DO THIS:
Wherever "программы" appears in a line, list that line.

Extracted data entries
>>>>
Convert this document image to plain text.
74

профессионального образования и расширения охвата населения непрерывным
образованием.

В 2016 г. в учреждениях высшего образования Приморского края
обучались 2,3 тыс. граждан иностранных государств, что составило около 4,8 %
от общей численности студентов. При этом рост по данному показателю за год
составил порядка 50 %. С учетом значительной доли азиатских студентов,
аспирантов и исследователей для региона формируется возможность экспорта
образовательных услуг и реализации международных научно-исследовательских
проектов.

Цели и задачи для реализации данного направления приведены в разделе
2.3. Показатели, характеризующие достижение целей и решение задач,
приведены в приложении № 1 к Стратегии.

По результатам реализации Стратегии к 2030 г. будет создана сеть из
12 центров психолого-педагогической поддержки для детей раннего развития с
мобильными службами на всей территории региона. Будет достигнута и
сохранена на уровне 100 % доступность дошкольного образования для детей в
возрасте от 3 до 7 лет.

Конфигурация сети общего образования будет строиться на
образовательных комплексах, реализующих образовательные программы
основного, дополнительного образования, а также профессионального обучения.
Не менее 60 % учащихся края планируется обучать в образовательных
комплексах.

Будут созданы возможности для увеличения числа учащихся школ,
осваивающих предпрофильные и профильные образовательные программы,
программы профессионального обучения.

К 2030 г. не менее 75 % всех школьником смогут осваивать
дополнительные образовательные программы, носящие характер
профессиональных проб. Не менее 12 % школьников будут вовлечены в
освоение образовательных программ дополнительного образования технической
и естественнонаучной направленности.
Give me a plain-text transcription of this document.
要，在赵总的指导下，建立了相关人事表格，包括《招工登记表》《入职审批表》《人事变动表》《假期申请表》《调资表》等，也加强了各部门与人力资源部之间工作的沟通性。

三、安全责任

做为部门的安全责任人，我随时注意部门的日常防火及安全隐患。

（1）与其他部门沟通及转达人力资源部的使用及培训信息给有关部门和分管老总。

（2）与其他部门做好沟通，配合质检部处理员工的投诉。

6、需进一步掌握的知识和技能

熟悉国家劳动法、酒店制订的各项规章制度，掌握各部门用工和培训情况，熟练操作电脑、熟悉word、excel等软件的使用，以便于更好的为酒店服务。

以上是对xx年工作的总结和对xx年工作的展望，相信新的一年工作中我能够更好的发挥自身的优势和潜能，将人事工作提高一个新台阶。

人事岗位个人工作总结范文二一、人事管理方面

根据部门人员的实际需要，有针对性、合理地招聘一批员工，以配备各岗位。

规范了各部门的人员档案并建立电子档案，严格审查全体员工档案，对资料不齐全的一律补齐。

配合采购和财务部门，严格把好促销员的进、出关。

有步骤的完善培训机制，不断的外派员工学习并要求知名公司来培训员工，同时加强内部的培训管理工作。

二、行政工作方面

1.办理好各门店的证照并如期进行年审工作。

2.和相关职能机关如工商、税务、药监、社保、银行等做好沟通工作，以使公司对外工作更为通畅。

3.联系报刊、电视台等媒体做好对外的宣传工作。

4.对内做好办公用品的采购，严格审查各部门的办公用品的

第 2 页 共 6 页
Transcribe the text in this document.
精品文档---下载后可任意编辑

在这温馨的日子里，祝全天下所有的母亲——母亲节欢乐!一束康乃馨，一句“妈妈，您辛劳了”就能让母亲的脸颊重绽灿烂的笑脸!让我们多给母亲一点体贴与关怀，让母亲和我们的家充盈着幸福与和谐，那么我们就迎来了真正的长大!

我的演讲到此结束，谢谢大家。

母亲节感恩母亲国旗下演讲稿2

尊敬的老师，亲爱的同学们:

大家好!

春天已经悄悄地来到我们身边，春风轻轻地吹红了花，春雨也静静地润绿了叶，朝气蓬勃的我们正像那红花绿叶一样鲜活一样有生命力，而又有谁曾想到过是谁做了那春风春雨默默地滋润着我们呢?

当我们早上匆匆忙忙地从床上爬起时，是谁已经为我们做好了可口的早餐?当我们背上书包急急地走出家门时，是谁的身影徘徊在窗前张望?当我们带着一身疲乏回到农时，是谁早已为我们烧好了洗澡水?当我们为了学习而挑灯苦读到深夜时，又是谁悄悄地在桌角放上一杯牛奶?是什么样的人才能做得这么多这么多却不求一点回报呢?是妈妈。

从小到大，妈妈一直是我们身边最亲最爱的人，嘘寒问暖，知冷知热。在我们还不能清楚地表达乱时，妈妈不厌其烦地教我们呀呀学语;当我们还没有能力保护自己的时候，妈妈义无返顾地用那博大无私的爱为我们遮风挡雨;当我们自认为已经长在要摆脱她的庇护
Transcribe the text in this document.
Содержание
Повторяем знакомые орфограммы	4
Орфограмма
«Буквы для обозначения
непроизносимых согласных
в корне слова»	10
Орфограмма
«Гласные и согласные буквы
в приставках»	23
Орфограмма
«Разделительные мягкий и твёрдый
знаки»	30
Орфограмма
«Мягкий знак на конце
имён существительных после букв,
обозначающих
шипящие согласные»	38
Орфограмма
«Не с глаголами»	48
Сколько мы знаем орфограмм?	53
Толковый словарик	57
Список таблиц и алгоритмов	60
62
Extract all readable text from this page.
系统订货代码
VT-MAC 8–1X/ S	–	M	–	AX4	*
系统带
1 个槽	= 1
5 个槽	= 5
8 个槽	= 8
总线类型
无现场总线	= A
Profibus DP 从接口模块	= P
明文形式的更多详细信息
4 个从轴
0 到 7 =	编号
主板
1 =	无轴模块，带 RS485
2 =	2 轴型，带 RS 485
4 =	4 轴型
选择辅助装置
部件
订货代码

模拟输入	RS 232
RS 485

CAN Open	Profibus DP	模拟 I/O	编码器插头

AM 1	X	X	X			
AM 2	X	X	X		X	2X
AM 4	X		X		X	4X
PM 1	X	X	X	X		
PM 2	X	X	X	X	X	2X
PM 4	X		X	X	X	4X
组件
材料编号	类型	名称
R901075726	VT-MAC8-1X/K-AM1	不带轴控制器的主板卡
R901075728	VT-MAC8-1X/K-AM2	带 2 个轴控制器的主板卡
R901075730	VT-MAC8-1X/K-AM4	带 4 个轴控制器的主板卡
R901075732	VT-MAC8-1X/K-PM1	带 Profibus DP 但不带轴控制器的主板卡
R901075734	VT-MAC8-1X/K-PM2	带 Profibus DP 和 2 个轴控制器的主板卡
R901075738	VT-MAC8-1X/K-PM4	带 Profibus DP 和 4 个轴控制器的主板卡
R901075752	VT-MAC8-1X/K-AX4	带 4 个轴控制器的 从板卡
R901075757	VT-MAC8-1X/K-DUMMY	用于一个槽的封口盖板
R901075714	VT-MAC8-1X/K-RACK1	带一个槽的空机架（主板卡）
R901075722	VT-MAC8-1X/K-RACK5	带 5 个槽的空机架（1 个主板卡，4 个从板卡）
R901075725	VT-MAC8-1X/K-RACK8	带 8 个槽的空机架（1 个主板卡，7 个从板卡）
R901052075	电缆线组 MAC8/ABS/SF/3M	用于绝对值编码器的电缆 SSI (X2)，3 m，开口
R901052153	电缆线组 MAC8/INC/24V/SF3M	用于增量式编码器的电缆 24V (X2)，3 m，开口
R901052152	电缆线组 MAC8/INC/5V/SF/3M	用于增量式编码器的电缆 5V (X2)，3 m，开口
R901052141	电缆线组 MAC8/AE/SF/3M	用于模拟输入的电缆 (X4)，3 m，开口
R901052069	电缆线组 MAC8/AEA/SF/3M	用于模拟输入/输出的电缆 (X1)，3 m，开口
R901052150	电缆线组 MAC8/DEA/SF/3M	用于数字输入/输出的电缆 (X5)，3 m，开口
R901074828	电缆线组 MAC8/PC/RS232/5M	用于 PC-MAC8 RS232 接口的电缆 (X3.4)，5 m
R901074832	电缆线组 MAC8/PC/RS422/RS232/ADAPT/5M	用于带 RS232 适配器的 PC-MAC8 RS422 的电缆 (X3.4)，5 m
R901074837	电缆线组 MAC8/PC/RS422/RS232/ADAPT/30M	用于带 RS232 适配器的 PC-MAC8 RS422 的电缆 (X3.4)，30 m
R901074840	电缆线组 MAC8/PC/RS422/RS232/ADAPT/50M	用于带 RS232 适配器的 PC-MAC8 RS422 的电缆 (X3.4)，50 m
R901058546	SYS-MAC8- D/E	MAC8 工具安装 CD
<<<<
FULL RESPONSE:
образовательных комплексах, реализующих образовательные программы
осваивающих предпрофильные и профильные образовательные программы,
программы профессионального обучения.
дополнительные образовательные программы, носящие характер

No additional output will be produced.